Lines that hold the word "JSON" should be located and copied.

┌─ Supplied information

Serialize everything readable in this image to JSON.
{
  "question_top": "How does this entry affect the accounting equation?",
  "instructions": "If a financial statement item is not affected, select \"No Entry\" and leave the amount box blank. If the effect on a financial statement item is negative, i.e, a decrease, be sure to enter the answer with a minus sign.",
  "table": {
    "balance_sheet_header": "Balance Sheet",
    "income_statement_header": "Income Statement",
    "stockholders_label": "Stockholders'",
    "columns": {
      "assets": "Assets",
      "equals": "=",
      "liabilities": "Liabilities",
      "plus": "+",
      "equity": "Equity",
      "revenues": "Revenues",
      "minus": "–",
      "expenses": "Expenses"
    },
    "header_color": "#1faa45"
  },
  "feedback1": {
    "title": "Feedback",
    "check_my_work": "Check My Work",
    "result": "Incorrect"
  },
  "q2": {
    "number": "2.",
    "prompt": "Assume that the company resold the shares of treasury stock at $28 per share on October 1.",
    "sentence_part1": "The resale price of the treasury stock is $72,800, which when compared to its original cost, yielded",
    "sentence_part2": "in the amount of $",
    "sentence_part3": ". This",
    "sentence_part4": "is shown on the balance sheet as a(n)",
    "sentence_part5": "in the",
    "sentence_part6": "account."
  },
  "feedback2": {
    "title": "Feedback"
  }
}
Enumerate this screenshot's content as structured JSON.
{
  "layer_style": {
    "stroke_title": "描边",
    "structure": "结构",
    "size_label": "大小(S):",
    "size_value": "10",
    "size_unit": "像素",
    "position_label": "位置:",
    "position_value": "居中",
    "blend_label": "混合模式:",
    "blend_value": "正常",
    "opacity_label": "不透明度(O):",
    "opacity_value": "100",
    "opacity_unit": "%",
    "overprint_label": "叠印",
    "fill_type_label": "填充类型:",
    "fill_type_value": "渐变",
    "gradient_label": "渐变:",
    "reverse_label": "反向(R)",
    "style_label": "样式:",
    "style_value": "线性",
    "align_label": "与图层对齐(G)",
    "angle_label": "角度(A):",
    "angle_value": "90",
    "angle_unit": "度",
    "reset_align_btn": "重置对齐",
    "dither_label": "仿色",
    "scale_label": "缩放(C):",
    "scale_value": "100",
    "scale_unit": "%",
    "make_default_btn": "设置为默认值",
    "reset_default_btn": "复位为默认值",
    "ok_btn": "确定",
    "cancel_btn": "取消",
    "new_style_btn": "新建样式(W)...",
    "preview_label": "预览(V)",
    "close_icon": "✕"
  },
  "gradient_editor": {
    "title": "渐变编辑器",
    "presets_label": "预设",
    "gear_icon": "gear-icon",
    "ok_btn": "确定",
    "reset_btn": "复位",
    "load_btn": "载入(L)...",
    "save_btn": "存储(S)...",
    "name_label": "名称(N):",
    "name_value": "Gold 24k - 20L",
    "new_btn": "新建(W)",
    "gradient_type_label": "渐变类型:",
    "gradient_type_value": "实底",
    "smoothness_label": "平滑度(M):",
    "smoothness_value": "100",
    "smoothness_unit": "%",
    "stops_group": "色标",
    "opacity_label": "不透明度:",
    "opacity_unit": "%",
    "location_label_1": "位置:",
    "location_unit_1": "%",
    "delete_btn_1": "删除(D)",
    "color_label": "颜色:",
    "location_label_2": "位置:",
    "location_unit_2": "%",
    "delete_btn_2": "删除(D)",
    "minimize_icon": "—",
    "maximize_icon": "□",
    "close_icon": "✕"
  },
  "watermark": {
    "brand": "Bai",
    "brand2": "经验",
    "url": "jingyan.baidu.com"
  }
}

└─

» Finished task:
Serialize everything readable in this image to JSON.
Enumerate this screenshot's content as structured JSON.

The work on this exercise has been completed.